## Task to complete
Where a line holds the string "TradingView", return that line.

Dataset entries:

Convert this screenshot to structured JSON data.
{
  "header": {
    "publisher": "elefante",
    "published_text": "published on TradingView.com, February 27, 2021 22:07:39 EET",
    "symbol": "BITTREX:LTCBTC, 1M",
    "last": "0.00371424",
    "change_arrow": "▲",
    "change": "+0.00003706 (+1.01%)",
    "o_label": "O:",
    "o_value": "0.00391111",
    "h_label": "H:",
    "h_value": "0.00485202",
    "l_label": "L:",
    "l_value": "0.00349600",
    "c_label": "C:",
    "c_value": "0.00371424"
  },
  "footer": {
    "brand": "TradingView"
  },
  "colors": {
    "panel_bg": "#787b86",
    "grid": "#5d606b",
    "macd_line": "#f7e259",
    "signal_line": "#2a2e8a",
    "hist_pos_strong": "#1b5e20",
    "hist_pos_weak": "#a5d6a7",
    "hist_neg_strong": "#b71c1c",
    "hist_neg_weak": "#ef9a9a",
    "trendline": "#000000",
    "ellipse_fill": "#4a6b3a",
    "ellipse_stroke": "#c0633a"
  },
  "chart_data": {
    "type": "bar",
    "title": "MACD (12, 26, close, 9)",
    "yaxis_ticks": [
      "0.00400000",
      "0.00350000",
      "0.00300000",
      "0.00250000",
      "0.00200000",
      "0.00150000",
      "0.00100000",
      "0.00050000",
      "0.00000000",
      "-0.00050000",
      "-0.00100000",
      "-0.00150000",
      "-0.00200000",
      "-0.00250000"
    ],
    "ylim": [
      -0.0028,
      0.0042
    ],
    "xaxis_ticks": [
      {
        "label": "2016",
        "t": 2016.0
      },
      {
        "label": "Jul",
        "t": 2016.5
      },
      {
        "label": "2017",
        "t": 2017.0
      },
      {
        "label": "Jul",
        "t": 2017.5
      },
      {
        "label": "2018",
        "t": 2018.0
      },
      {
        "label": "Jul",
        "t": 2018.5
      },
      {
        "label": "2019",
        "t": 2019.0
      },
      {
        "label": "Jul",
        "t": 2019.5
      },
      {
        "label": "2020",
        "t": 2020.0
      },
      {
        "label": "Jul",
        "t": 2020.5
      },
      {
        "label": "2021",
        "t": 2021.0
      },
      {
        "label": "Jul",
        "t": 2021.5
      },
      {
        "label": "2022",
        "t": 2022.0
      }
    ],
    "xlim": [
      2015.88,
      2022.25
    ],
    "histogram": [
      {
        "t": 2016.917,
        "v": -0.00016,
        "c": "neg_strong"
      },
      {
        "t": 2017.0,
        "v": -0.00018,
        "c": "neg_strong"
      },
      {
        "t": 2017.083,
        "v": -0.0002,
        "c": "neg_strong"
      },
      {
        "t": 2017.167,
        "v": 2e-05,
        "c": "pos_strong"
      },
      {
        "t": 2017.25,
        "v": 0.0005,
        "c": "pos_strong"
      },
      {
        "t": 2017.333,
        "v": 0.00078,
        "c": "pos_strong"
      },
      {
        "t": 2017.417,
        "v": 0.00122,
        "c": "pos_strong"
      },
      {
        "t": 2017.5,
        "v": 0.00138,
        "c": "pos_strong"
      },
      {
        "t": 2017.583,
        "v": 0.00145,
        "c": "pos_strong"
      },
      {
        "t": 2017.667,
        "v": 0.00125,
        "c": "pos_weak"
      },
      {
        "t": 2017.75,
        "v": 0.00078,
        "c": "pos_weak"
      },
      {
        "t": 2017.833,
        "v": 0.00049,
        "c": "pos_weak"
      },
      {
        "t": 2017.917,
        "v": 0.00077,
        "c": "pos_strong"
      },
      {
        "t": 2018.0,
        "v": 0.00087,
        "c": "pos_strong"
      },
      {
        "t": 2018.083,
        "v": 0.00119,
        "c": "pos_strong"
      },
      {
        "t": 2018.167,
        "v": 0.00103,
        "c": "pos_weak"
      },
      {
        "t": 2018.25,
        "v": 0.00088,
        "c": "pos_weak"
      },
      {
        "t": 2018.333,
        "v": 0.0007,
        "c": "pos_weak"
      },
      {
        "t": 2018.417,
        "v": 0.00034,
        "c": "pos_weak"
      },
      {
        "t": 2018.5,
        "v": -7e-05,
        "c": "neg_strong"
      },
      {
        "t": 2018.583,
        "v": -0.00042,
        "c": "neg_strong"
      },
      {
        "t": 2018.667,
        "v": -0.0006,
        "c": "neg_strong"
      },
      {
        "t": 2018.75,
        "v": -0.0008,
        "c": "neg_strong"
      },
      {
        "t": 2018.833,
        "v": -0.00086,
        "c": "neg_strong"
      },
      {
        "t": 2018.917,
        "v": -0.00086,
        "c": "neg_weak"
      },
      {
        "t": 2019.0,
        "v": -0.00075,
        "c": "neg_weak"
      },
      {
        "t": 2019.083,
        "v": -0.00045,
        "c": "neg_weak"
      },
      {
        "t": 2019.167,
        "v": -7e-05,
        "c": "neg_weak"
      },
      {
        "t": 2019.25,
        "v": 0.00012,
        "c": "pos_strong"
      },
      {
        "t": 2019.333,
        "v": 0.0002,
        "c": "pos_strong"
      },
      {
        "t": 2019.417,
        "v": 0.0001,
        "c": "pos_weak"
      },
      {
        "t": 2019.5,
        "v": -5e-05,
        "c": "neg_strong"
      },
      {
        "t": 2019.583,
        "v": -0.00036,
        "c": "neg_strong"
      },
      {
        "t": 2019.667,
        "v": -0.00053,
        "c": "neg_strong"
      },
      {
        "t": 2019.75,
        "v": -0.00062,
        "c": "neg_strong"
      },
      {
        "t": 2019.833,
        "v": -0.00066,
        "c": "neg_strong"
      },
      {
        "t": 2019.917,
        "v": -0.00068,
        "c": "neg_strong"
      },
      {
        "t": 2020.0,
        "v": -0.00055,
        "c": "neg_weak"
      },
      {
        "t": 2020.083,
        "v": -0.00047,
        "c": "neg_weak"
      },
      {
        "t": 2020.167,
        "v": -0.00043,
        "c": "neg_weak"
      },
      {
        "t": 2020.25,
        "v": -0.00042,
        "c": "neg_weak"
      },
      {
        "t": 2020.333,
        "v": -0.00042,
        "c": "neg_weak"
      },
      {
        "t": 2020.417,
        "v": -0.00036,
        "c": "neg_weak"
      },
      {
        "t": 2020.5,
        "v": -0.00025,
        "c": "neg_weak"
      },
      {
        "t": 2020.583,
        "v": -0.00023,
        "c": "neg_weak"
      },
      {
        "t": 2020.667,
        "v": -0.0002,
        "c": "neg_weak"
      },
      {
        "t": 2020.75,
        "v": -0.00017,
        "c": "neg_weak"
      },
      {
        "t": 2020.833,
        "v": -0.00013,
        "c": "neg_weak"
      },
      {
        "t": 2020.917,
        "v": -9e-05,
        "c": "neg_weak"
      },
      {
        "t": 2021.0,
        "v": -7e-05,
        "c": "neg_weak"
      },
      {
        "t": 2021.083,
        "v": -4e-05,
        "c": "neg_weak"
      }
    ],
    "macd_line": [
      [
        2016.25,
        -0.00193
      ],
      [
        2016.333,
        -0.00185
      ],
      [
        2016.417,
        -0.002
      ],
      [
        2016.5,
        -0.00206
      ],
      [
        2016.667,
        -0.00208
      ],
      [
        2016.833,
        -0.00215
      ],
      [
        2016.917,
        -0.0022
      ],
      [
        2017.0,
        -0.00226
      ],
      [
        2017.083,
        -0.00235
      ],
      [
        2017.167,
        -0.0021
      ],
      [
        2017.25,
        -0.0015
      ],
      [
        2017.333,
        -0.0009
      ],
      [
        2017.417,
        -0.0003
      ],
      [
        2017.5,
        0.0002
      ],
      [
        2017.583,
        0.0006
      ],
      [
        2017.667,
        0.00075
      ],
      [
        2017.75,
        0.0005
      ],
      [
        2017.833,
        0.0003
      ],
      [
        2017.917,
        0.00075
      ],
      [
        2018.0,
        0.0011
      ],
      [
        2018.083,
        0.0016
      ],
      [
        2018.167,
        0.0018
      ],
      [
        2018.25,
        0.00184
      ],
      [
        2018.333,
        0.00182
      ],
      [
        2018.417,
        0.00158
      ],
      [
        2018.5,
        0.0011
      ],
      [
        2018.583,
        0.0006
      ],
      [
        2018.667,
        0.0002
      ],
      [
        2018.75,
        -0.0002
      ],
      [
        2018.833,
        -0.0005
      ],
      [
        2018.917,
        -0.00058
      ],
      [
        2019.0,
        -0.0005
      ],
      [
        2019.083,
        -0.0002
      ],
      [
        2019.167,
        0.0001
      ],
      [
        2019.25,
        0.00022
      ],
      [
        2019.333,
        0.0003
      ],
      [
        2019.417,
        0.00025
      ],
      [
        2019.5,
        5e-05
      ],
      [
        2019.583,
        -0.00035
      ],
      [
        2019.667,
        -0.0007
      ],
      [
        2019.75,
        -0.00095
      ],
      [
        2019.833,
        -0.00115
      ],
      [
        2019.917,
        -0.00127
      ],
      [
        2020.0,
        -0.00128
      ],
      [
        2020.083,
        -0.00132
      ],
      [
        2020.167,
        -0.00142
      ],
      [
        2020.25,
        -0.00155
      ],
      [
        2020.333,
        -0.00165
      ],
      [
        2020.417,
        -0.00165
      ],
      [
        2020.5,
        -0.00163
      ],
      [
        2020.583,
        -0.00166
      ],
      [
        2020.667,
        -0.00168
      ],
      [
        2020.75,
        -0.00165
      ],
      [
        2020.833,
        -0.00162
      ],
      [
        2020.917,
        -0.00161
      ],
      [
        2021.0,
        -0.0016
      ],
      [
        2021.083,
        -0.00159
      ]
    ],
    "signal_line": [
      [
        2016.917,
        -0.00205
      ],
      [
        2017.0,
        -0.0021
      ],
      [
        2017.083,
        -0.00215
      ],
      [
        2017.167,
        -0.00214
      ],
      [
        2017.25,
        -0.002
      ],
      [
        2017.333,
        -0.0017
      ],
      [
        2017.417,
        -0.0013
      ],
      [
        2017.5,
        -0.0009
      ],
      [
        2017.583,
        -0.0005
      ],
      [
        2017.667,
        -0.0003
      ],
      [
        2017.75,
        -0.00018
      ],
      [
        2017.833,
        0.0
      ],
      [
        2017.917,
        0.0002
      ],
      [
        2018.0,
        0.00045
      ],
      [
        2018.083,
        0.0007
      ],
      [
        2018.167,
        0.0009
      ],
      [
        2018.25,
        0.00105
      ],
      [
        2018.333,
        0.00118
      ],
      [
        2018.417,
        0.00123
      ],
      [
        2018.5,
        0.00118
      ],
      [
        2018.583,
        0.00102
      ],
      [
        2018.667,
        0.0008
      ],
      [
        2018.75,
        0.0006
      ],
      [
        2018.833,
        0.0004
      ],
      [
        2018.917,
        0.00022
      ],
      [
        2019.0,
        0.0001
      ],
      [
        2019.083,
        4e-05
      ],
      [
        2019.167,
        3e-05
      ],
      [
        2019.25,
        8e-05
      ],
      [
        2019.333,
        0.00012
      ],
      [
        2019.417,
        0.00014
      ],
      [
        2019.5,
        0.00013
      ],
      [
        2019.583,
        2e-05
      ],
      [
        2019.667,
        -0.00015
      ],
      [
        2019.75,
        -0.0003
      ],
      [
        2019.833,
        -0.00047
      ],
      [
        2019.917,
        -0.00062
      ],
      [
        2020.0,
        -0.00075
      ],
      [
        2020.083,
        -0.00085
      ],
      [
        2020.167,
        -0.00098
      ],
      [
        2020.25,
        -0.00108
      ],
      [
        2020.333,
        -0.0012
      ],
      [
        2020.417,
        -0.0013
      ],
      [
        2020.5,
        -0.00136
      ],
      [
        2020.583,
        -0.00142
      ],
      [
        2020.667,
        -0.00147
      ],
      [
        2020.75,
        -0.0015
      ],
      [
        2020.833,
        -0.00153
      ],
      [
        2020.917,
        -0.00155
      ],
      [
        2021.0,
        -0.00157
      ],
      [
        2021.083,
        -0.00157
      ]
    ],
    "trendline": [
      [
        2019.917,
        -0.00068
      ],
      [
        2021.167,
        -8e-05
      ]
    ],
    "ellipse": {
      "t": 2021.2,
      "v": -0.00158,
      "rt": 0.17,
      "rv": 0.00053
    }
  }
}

## Right answer
    "published_text": "published on TradingView.com, February 27, 2021 22:07:39 EET",
    "brand": "TradingView"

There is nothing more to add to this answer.